> What you should do
Below is a listing to transcribe in full and exactly; keep the pictures out.

> Part of a data file
-------

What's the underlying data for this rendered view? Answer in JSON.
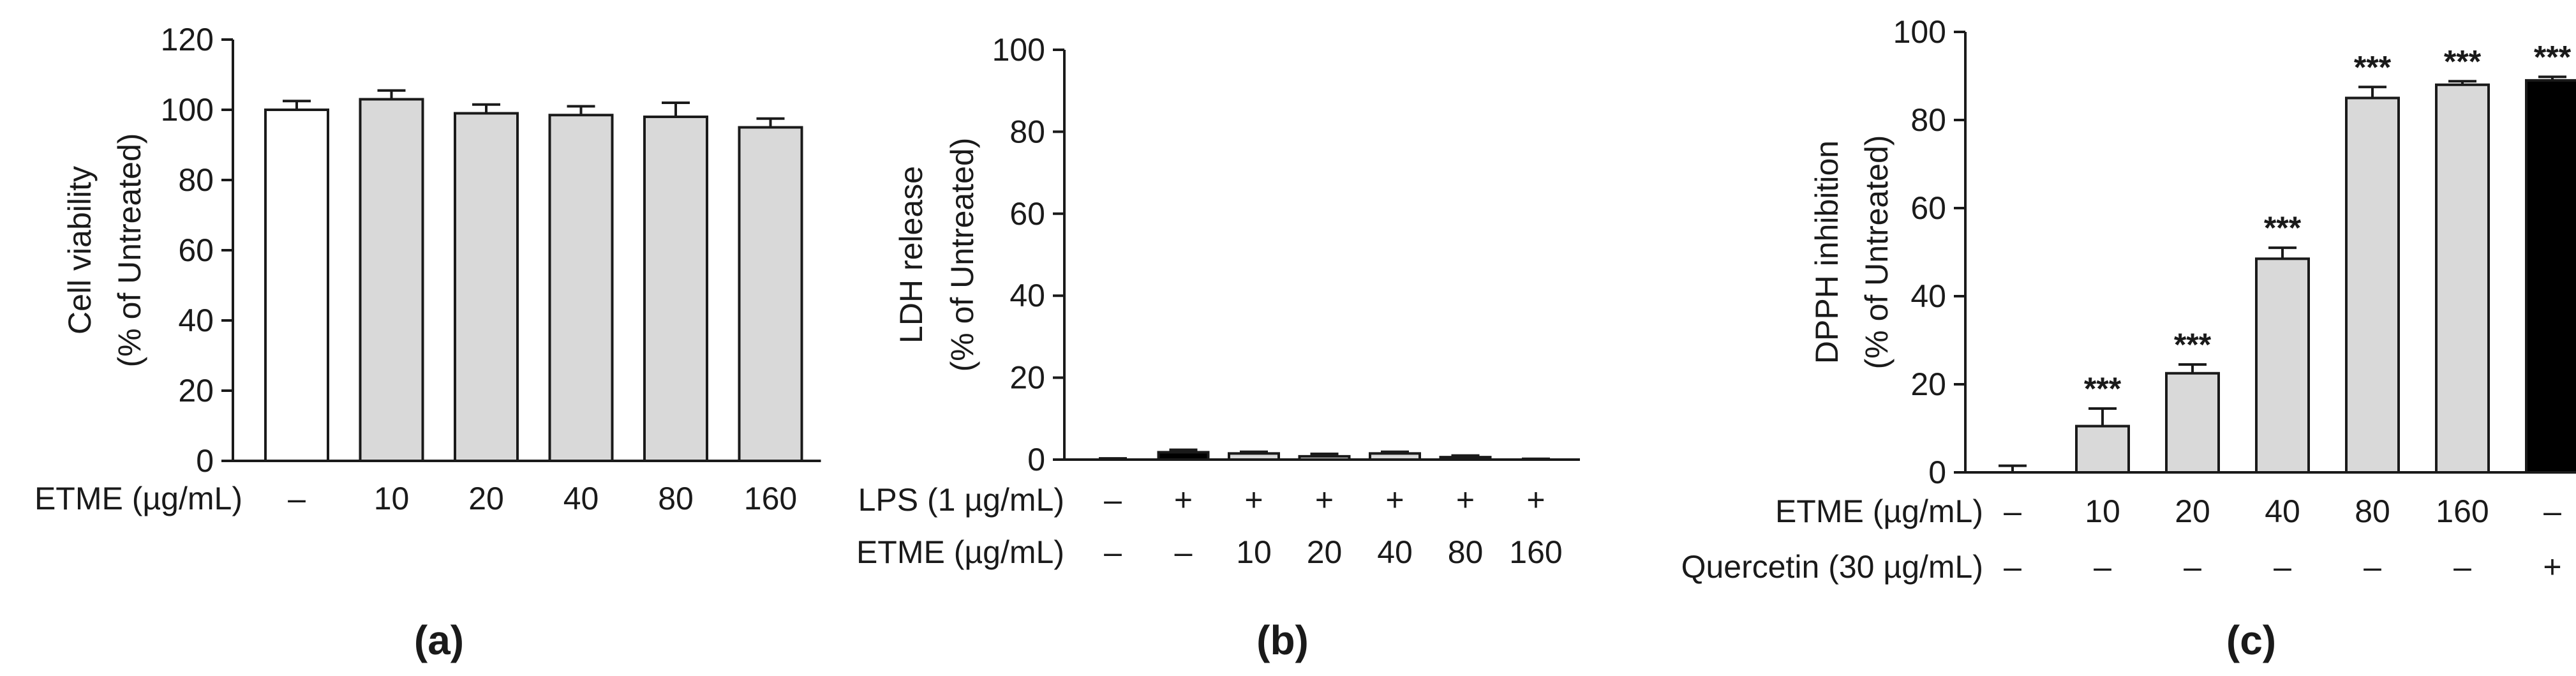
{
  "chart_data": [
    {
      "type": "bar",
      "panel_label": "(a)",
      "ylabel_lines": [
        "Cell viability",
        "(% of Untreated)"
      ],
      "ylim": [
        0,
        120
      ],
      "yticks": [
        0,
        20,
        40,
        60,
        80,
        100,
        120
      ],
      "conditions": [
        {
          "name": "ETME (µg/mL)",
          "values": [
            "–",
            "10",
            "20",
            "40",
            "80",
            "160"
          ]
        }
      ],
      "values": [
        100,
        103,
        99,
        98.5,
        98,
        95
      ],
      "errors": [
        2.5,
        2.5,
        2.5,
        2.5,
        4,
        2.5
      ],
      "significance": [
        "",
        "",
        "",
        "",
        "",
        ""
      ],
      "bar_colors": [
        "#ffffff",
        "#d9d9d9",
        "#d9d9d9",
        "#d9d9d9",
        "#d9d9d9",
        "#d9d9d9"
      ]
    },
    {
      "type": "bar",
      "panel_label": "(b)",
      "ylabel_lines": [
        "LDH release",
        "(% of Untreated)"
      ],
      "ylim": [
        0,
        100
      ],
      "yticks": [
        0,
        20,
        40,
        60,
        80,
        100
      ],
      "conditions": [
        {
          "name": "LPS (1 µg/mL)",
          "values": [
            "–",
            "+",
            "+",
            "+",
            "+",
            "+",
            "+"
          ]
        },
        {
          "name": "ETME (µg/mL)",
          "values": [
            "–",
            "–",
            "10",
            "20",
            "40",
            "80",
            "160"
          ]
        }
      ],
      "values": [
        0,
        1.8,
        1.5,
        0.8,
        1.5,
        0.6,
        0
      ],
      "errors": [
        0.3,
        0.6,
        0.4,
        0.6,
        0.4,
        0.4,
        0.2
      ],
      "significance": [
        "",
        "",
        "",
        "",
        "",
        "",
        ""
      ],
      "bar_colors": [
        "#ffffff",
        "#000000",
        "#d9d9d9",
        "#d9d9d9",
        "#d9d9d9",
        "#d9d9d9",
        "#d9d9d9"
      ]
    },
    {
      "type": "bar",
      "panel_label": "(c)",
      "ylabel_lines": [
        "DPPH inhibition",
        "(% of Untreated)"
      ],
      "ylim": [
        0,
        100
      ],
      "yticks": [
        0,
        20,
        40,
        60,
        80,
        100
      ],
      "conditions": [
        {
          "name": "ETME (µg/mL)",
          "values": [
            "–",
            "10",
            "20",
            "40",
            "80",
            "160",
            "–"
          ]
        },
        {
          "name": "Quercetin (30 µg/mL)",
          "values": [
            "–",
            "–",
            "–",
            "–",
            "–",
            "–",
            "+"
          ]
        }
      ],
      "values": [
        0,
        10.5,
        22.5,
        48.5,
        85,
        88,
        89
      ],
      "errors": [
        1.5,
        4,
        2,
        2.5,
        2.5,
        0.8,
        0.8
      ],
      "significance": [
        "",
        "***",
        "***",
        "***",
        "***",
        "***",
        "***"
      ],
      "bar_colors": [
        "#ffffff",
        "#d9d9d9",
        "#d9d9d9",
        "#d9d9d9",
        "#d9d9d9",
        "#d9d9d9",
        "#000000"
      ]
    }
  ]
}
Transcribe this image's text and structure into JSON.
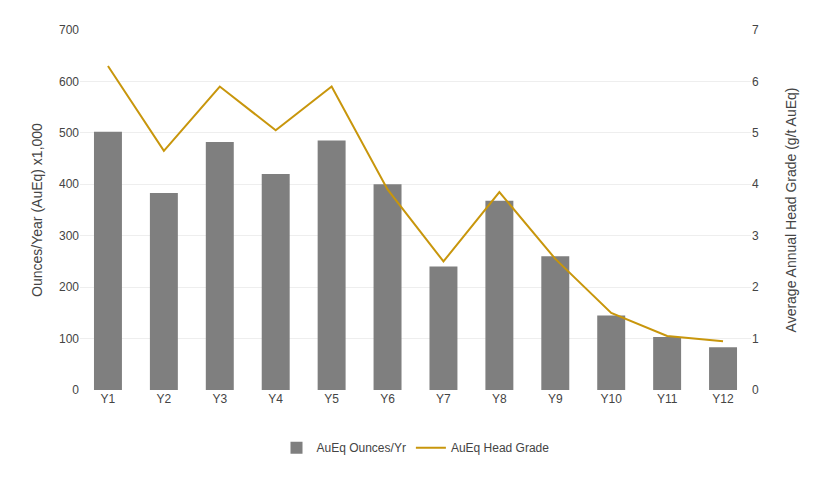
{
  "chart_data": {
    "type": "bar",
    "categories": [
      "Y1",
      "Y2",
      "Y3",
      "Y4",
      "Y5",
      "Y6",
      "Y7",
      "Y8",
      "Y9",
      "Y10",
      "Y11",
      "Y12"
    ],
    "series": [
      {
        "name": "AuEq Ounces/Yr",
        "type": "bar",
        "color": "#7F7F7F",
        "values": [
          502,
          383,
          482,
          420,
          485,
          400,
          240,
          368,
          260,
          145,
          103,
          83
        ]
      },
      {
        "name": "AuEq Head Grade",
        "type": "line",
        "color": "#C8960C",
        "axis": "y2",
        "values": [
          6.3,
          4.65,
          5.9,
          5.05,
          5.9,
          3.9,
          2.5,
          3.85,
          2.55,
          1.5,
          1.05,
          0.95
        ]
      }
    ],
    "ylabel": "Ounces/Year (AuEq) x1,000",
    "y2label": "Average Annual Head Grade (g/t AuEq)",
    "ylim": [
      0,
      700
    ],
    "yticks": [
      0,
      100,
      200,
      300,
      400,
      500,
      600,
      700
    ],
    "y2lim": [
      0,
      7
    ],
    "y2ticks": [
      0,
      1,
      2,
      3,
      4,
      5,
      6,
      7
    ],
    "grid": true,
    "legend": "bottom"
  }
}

-------

> Response for this exercise
What's the underlying data for this rendered view? Answer in JSON.
{
  "chart_data": [
    {
      "type": "bar",
      "panel_label": "(a)",
      "ylabel_lines": [
        "Cell viability",
        "(% of Untreated)"
      ],
      "ylim": [
        0,
        120
      ],
      "yticks": [
        0,
        20,
        40,
        60,
        80,
        100,
        120
      ],
      "conditions": [
        {
          "name": "ETME (µg/mL)",
          "values": [
            "–",
            "10",
            "20",
            "40",
            "80",
            "160"
          ]
        }
      ],
      "values": [
        100,
        103,
        99,
        98.5,
        98,
        95
      ],
      "errors": [
        2.5,
        2.5,
        2.5,
        2.5,
        4,
        2.5
      ],
      "significance": [
        "",
        "",
        "",
        "",
        "",
        ""
      ],
      "bar_colors": [
        "#ffffff",
        "#d9d9d9",
        "#d9d9d9",
        "#d9d9d9",
        "#d9d9d9",
        "#d9d9d9"
      ]
    },
    {
      "type": "bar",
      "panel_label": "(b)",
      "ylabel_lines": [
        "LDH release",
        "(% of Untreated)"
      ],
      "ylim": [
        0,
        100
      ],
      "yticks": [
        0,
        20,
        40,
        60,
        80,
        100
      ],
      "conditions": [
        {
          "name": "LPS (1 µg/mL)",
          "values": [
            "–",
            "+",
            "+",
            "+",
            "+",
            "+",
            "+"
          ]
        },
        {
          "name": "ETME (µg/mL)",
          "values": [
            "–",
            "–",
            "10",
            "20",
            "40",
            "80",
            "160"
          ]
        }
      ],
      "values": [
        0,
        1.8,
        1.5,
        0.8,
        1.5,
        0.6,
        0
      ],
      "errors": [
        0.3,
        0.6,
        0.4,
        0.6,
        0.4,
        0.4,
        0.2
      ],
      "significance": [
        "",
        "",
        "",
        "",
        "",
        "",
        ""
      ],
      "bar_colors": [
        "#ffffff",
        "#000000",
        "#d9d9d9",
        "#d9d9d9",
        "#d9d9d9",
        "#d9d9d9",
        "#d9d9d9"
      ]
    },
    {
      "type": "bar",
      "panel_label": "(c)",
      "ylabel_lines": [
        "DPPH inhibition",
        "(% of Untreated)"
      ],
      "ylim": [
        0,
        100
      ],
      "yticks": [
        0,
        20,
        40,
        60,
        80,
        100
      ],
      "conditions": [
        {
          "name": "ETME (µg/mL)",
          "values": [
            "–",
            "10",
            "20",
            "40",
            "80",
            "160",
            "–"
          ]
        },
        {
          "name": "Quercetin (30 µg/mL)",
          "values": [
            "–",
            "–",
            "–",
            "–",
            "–",
            "–",
            "+"
          ]
        }
      ],
      "values": [
        0,
        10.5,
        22.5,
        48.5,
        85,
        88,
        89
      ],
      "errors": [
        1.5,
        4,
        2,
        2.5,
        2.5,
        0.8,
        0.8
      ],
      "significance": [
        "",
        "***",
        "***",
        "***",
        "***",
        "***",
        "***"
      ],
      "bar_colors": [
        "#ffffff",
        "#d9d9d9",
        "#d9d9d9",
        "#d9d9d9",
        "#d9d9d9",
        "#d9d9d9",
        "#000000"
      ]
    }
  ]
}
Transcribe this image's text and structure into JSON.
{
  "chart_data": {
    "type": "bar",
    "categories": [
      "Y1",
      "Y2",
      "Y3",
      "Y4",
      "Y5",
      "Y6",
      "Y7",
      "Y8",
      "Y9",
      "Y10",
      "Y11",
      "Y12"
    ],
    "series": [
      {
        "name": "AuEq Ounces/Yr",
        "type": "bar",
        "color": "#7F7F7F",
        "values": [
          502,
          383,
          482,
          420,
          485,
          400,
          240,
          368,
          260,
          145,
          103,
          83
        ]
      },
      {
        "name": "AuEq Head Grade",
        "type": "line",
        "color": "#C8960C",
        "axis": "y2",
        "values": [
          6.3,
          4.65,
          5.9,
          5.05,
          5.9,
          3.9,
          2.5,
          3.85,
          2.55,
          1.5,
          1.05,
          0.95
        ]
      }
    ],
    "ylabel": "Ounces/Year (AuEq) x1,000",
    "y2label": "Average Annual Head Grade (g/t AuEq)",
    "ylim": [
      0,
      700
    ],
    "yticks": [
      0,
      100,
      200,
      300,
      400,
      500,
      600,
      700
    ],
    "y2lim": [
      0,
      7
    ],
    "y2ticks": [
      0,
      1,
      2,
      3,
      4,
      5,
      6,
      7
    ],
    "grid": true,
    "legend": "bottom"
  }
}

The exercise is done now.